# Written request
Transcribe all the records exactly and omit any images they hold.
════
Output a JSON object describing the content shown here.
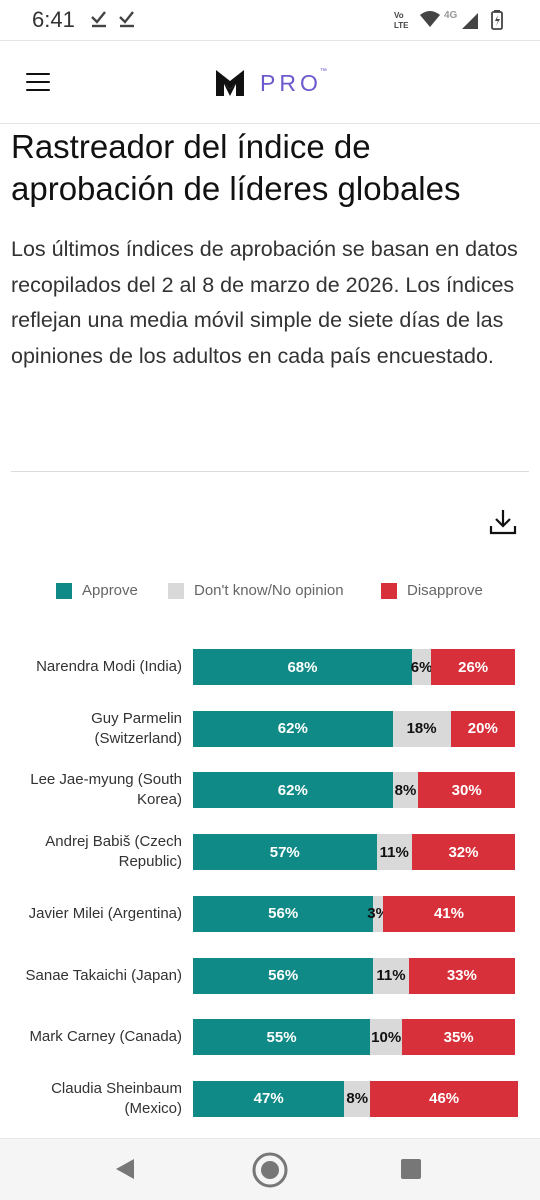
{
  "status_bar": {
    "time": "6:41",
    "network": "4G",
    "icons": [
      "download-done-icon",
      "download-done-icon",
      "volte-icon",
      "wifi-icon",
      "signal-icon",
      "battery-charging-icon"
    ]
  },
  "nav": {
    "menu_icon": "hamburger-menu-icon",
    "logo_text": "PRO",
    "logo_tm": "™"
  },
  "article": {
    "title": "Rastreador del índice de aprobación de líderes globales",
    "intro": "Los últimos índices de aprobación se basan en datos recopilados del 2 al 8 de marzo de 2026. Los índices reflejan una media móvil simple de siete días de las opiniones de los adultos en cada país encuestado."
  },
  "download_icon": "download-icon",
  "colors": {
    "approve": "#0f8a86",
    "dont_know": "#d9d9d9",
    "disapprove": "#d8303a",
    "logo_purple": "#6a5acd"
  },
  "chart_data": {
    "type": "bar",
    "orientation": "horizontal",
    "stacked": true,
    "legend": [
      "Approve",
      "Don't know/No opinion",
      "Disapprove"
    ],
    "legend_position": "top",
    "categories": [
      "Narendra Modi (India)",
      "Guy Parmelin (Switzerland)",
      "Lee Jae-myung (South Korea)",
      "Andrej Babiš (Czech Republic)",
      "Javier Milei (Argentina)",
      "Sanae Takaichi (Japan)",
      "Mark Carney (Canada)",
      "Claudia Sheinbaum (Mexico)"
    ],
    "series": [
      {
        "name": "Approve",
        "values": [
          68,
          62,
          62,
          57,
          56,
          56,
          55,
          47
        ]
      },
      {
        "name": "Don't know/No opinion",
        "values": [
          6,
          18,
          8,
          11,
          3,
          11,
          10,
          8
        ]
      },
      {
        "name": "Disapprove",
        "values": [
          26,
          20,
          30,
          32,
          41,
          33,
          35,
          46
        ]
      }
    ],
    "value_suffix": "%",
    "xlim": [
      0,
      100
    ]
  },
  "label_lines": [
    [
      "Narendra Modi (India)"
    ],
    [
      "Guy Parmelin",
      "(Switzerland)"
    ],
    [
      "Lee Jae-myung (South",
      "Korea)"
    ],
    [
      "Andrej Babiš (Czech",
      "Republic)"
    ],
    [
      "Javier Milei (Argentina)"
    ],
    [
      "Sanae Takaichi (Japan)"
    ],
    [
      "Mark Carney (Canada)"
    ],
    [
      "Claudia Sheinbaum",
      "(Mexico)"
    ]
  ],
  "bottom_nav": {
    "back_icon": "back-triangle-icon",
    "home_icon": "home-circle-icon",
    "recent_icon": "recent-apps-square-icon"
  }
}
════
# Response below
Output a JSON object describing the content shown here.
{
  "status_bar": {
    "time": "6:41",
    "network": "4G",
    "icons": [
      "download-done-icon",
      "download-done-icon",
      "volte-icon",
      "wifi-icon",
      "signal-icon",
      "battery-charging-icon"
    ]
  },
  "nav": {
    "menu_icon": "hamburger-menu-icon",
    "logo_text": "PRO",
    "logo_tm": "™"
  },
  "article": {
    "title": "Rastreador del índice de aprobación de líderes globales",
    "intro": "Los últimos índices de aprobación se basan en datos recopilados del 2 al 8 de marzo de 2026. Los índices reflejan una media móvil simple de siete días de las opiniones de los adultos en cada país encuestado."
  },
  "download_icon": "download-icon",
  "colors": {
    "approve": "#0f8a86",
    "dont_know": "#d9d9d9",
    "disapprove": "#d8303a",
    "logo_purple": "#6a5acd"
  },
  "chart_data": {
    "type": "bar",
    "orientation": "horizontal",
    "stacked": true,
    "legend": [
      "Approve",
      "Don't know/No opinion",
      "Disapprove"
    ],
    "legend_position": "top",
    "categories": [
      "Narendra Modi (India)",
      "Guy Parmelin (Switzerland)",
      "Lee Jae-myung (South Korea)",
      "Andrej Babiš (Czech Republic)",
      "Javier Milei (Argentina)",
      "Sanae Takaichi (Japan)",
      "Mark Carney (Canada)",
      "Claudia Sheinbaum (Mexico)"
    ],
    "series": [
      {
        "name": "Approve",
        "values": [
          68,
          62,
          62,
          57,
          56,
          56,
          55,
          47
        ]
      },
      {
        "name": "Don't know/No opinion",
        "values": [
          6,
          18,
          8,
          11,
          3,
          11,
          10,
          8
        ]
      },
      {
        "name": "Disapprove",
        "values": [
          26,
          20,
          30,
          32,
          41,
          33,
          35,
          46
        ]
      }
    ],
    "value_suffix": "%",
    "xlim": [
      0,
      100
    ]
  },
  "label_lines": [
    [
      "Narendra Modi (India)"
    ],
    [
      "Guy Parmelin",
      "(Switzerland)"
    ],
    [
      "Lee Jae-myung (South",
      "Korea)"
    ],
    [
      "Andrej Babiš (Czech",
      "Republic)"
    ],
    [
      "Javier Milei (Argentina)"
    ],
    [
      "Sanae Takaichi (Japan)"
    ],
    [
      "Mark Carney (Canada)"
    ],
    [
      "Claudia Sheinbaum",
      "(Mexico)"
    ]
  ],
  "bottom_nav": {
    "back_icon": "back-triangle-icon",
    "home_icon": "home-circle-icon",
    "recent_icon": "recent-apps-square-icon"
  }
}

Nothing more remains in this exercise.